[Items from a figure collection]
◆ ◆ ◆ ◆
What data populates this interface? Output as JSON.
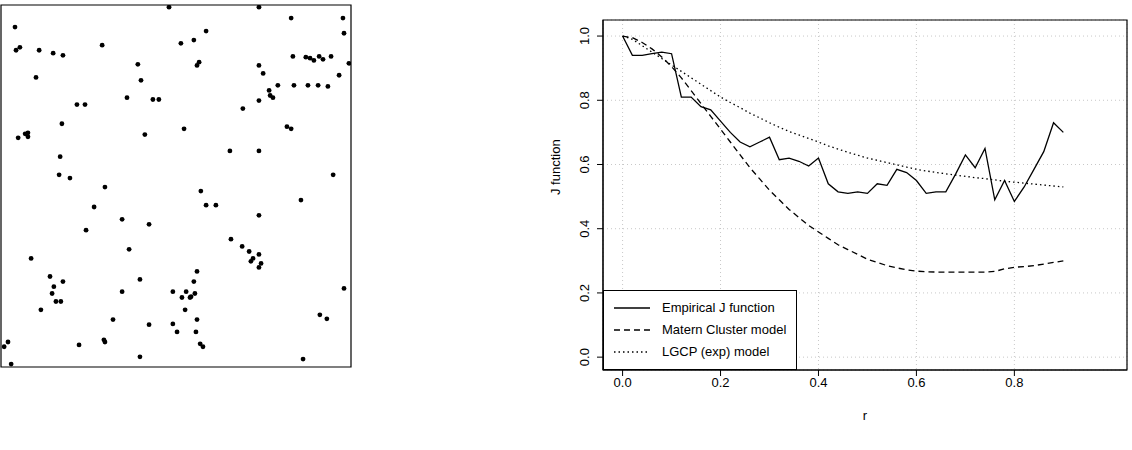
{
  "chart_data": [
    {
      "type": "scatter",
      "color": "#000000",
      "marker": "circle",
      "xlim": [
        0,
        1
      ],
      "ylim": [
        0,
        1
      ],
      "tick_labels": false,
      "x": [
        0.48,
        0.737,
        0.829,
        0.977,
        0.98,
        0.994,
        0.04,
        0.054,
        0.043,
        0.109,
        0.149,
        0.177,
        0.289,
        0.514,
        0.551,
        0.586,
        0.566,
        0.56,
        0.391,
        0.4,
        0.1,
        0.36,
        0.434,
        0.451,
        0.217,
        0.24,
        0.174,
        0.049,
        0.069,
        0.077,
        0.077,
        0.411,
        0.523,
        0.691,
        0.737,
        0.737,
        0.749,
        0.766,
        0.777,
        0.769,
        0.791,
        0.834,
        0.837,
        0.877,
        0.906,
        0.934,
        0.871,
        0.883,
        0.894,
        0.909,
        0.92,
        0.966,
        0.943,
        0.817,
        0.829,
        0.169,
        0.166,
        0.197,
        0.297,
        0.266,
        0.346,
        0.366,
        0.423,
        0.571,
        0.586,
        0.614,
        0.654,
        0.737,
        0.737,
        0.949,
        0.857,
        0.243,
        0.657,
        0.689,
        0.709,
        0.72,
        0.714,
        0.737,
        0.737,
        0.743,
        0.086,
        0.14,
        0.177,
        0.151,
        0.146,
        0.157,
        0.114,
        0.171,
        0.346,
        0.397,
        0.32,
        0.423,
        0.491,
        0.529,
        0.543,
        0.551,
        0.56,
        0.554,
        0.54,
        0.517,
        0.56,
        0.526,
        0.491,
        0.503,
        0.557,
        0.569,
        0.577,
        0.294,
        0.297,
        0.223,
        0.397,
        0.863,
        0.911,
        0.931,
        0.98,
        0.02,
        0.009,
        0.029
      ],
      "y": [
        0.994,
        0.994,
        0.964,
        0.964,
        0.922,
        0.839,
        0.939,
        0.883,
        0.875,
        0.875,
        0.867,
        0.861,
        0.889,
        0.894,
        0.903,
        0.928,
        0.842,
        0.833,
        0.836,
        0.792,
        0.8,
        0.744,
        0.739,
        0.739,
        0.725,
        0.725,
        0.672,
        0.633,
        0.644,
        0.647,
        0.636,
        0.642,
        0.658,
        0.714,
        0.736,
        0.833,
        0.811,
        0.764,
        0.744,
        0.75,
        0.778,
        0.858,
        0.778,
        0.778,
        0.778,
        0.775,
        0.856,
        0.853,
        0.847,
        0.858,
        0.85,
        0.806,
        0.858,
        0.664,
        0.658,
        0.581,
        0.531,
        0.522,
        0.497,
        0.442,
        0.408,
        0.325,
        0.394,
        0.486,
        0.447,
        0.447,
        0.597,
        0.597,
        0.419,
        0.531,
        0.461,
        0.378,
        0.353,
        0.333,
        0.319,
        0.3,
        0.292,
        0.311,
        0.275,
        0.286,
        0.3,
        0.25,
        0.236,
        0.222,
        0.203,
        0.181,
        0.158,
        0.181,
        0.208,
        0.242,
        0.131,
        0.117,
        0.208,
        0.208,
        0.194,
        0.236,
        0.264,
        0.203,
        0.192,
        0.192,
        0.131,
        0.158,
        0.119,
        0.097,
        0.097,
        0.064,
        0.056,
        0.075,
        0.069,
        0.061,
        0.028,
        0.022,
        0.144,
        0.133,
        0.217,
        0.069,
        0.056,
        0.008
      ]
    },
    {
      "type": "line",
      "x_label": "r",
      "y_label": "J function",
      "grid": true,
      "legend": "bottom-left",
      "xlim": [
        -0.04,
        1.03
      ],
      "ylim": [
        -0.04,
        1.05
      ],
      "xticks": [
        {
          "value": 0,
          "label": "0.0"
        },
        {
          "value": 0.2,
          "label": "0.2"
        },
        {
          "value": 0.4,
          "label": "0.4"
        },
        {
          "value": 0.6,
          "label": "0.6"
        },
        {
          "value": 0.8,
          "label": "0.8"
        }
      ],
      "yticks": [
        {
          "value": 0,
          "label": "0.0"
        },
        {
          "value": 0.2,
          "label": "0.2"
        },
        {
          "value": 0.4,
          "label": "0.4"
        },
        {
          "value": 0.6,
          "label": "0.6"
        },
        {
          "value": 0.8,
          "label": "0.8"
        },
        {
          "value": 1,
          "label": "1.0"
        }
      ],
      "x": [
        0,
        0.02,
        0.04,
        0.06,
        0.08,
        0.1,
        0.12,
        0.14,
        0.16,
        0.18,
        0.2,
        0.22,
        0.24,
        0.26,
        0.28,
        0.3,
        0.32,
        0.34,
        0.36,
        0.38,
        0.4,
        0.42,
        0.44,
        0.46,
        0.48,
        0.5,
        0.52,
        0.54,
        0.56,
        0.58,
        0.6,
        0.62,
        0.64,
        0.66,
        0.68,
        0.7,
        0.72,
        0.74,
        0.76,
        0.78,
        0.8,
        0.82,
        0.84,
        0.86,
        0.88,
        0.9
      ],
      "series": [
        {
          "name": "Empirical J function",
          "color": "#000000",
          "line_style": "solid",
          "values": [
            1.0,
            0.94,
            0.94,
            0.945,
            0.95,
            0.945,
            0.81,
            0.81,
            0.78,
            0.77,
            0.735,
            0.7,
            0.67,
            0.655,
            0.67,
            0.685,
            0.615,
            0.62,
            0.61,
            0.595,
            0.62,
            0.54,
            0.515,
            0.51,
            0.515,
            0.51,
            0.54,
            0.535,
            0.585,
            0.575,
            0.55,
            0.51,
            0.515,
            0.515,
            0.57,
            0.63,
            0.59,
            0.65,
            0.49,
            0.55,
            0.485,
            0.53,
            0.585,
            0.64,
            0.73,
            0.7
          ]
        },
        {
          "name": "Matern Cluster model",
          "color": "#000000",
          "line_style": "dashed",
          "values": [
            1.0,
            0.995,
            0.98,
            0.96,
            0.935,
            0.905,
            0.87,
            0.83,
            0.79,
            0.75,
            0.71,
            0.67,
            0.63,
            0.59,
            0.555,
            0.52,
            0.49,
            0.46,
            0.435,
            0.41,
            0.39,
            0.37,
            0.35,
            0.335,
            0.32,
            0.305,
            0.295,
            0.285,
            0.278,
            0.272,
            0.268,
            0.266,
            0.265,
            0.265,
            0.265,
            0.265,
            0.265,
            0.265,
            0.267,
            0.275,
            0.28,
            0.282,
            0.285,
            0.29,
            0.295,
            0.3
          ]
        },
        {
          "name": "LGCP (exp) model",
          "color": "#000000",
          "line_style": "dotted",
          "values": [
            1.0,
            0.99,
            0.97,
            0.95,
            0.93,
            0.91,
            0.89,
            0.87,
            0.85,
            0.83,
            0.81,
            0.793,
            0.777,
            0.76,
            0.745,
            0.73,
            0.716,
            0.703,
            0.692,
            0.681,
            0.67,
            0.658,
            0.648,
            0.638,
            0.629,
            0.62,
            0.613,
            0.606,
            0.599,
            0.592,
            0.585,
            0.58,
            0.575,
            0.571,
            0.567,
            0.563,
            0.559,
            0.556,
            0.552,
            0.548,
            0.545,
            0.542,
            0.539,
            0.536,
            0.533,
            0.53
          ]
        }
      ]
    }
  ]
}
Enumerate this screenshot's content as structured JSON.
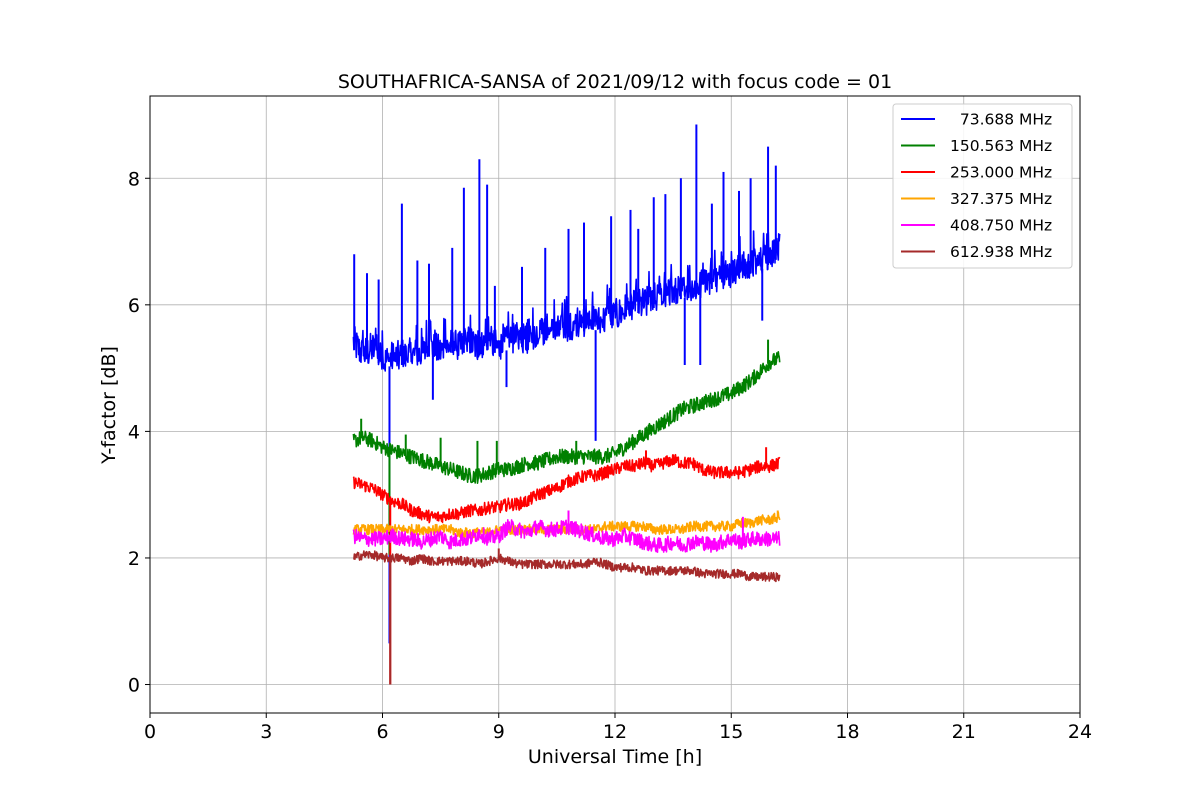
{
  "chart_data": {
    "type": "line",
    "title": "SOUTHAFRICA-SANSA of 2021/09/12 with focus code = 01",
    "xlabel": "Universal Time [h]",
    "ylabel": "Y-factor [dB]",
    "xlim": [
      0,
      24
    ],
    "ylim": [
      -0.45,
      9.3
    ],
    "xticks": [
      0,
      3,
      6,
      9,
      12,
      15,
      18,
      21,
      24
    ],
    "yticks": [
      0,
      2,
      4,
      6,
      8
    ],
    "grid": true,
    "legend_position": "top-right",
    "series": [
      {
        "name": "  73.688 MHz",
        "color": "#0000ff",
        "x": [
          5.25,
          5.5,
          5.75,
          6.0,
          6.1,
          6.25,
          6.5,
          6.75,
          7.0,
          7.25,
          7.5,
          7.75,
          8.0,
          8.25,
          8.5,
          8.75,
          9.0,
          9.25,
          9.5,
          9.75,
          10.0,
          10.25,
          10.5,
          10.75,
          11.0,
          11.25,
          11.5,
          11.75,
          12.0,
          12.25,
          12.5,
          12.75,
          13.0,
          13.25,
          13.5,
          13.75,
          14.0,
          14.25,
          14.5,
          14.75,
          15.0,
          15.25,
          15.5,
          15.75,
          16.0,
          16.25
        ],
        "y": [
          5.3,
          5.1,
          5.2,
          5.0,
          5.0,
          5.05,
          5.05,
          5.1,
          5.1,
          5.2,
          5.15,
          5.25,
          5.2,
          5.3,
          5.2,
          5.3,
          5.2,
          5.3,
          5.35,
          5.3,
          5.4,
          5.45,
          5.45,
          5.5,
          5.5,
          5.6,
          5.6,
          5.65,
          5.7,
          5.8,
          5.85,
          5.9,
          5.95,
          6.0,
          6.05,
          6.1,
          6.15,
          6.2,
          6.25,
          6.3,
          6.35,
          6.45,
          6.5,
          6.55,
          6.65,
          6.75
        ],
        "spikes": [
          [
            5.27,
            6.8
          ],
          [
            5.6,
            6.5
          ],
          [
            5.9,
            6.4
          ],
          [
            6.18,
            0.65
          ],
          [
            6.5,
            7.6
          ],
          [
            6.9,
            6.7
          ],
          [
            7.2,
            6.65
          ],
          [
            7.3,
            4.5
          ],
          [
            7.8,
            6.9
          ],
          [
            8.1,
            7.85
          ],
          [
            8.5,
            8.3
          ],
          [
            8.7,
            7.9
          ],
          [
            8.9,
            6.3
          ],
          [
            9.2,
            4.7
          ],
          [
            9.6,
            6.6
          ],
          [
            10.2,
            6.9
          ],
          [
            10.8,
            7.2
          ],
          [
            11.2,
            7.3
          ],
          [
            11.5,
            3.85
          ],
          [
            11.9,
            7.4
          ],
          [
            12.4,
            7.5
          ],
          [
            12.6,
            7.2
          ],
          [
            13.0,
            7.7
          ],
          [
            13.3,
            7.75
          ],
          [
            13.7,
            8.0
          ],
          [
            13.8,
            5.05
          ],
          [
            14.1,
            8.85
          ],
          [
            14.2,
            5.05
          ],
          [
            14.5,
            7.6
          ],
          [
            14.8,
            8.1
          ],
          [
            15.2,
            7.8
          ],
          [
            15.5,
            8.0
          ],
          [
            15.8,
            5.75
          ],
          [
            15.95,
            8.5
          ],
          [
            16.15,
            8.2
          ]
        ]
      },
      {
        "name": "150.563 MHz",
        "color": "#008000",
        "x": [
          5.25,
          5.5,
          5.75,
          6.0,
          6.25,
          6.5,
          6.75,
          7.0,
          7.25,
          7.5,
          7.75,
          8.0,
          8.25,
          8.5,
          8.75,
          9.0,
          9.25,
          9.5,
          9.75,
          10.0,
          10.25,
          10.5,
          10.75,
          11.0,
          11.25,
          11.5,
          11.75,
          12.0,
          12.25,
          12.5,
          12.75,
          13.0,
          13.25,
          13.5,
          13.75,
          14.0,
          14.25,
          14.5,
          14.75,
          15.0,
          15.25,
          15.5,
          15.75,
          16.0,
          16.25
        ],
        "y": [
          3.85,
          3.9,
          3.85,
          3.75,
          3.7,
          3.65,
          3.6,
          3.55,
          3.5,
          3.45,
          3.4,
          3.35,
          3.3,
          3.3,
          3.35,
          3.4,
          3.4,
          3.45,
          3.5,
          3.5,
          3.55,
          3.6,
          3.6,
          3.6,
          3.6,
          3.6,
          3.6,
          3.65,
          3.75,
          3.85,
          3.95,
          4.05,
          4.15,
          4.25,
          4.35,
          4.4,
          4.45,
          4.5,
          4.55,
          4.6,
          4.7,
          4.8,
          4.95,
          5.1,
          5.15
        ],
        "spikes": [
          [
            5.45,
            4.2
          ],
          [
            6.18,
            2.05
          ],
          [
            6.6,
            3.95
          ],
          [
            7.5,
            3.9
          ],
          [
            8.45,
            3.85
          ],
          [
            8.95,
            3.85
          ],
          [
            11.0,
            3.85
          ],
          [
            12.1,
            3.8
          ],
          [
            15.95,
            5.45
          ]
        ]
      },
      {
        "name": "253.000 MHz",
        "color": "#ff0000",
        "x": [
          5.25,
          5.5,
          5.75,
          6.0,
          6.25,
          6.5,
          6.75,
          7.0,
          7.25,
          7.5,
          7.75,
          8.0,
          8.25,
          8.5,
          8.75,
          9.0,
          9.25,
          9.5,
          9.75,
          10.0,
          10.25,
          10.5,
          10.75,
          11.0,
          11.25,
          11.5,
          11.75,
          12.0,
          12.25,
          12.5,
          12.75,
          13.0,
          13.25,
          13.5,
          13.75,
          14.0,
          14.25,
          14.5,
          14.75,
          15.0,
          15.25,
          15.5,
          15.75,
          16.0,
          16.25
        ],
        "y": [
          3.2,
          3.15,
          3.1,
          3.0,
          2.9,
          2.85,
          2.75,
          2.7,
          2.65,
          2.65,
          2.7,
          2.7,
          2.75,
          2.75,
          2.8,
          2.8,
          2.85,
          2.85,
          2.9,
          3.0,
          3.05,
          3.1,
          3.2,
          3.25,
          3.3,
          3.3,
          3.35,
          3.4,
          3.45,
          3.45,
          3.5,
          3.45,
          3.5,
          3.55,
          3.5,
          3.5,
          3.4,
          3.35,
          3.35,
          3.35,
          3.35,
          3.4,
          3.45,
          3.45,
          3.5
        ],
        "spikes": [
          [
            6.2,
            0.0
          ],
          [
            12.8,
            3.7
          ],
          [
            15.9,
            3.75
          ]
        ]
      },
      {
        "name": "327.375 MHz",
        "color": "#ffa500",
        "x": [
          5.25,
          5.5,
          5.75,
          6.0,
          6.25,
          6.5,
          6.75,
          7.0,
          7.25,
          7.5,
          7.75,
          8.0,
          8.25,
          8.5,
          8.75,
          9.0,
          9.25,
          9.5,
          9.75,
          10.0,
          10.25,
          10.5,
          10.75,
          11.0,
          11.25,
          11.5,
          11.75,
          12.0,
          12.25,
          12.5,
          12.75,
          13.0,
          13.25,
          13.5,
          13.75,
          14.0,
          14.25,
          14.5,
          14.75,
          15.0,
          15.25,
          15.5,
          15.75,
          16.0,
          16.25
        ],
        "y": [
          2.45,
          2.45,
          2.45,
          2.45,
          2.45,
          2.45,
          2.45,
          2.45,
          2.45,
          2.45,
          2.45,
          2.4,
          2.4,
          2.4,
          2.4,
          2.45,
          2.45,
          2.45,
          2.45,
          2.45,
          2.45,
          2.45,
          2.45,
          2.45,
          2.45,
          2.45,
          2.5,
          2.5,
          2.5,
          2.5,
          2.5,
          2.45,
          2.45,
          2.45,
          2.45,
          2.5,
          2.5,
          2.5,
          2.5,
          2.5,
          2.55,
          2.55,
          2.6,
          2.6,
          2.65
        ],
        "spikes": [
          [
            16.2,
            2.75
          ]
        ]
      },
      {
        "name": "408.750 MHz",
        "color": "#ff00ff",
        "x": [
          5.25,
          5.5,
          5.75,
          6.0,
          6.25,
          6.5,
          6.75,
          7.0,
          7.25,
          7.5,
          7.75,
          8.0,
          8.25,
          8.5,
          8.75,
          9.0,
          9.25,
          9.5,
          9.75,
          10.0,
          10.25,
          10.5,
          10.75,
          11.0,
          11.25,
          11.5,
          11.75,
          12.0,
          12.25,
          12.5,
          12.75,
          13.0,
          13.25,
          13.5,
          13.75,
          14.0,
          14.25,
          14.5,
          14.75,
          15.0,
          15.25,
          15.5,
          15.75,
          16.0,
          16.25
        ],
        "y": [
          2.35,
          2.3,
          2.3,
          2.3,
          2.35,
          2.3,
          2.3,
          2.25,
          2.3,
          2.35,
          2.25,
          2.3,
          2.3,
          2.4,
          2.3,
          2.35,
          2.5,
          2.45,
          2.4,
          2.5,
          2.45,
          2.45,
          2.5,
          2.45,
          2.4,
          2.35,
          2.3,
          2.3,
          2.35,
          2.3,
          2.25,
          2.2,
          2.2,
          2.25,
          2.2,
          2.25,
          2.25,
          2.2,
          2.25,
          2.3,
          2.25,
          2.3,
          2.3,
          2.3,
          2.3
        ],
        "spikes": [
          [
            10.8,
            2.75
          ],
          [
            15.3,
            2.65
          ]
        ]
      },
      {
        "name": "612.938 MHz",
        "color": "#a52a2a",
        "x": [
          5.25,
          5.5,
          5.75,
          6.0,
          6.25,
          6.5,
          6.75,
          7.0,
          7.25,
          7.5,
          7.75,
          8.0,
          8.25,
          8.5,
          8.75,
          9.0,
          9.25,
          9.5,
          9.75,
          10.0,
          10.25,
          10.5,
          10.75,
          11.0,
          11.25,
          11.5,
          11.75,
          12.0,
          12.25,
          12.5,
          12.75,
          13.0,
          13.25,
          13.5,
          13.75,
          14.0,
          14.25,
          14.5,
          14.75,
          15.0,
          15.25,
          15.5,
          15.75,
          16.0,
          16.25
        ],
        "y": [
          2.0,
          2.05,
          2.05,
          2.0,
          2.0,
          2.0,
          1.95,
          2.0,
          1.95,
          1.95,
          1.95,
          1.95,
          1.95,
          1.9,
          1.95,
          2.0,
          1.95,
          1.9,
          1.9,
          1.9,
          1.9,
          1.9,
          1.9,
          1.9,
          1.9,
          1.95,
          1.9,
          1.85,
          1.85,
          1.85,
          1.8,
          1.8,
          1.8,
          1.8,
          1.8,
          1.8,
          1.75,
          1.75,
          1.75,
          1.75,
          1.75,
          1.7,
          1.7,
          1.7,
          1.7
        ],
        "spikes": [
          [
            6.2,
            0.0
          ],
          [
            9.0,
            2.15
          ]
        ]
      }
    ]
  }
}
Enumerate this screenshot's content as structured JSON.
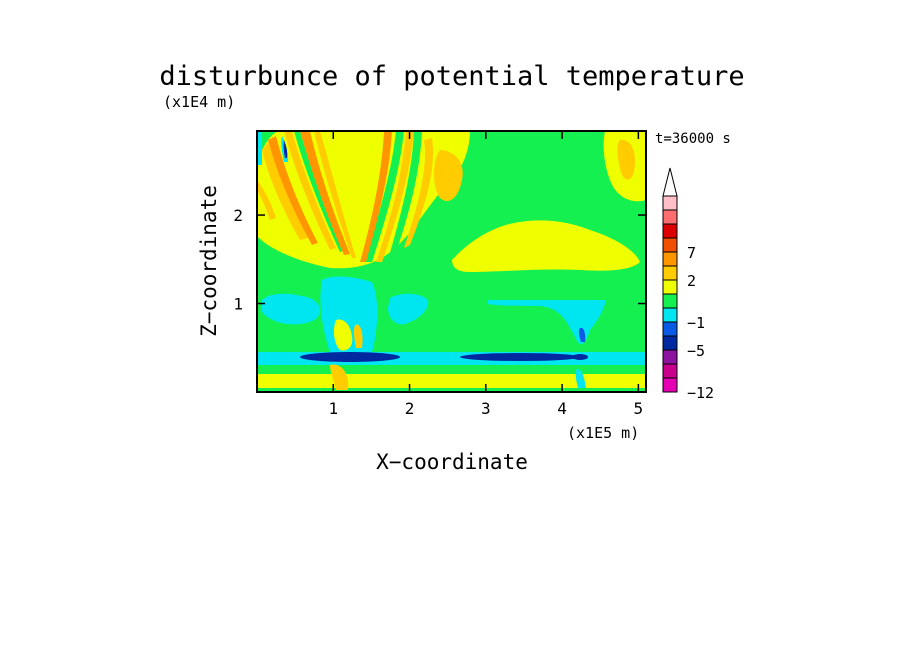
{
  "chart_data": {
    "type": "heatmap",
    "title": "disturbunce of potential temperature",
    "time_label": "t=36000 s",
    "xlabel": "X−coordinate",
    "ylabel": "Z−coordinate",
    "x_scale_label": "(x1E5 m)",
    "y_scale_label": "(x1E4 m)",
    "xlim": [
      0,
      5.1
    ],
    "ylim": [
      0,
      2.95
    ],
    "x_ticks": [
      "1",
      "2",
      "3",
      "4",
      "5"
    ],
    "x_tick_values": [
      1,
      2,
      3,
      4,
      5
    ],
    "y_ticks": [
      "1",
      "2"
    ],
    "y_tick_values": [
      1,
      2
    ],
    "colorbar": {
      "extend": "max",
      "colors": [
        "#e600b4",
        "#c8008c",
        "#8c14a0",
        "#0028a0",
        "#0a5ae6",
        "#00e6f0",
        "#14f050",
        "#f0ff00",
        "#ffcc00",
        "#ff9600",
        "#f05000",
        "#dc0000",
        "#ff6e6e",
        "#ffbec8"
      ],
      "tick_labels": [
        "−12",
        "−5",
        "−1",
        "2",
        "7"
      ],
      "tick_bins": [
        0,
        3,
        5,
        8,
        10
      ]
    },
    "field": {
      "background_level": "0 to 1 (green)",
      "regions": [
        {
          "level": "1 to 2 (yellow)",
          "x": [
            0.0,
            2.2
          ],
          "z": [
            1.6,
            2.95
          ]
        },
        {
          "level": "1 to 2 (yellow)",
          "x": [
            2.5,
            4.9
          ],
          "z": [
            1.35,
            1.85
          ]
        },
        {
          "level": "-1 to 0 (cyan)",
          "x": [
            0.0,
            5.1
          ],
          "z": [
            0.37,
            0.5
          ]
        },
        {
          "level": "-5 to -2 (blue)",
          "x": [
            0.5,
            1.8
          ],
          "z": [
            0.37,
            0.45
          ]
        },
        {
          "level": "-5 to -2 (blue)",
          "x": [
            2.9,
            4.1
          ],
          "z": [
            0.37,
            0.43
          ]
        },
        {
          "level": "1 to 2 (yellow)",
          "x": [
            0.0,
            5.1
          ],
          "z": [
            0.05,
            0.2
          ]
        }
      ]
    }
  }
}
◆ ◆ ◆ ◆
▶ REQUIREMENT
Find "ylabel". Copy every line it occurs in.

▶ FINAL RESULT
    "ylabel": "Y-factor [dB]",
    "ylabel": "Z−coordinate",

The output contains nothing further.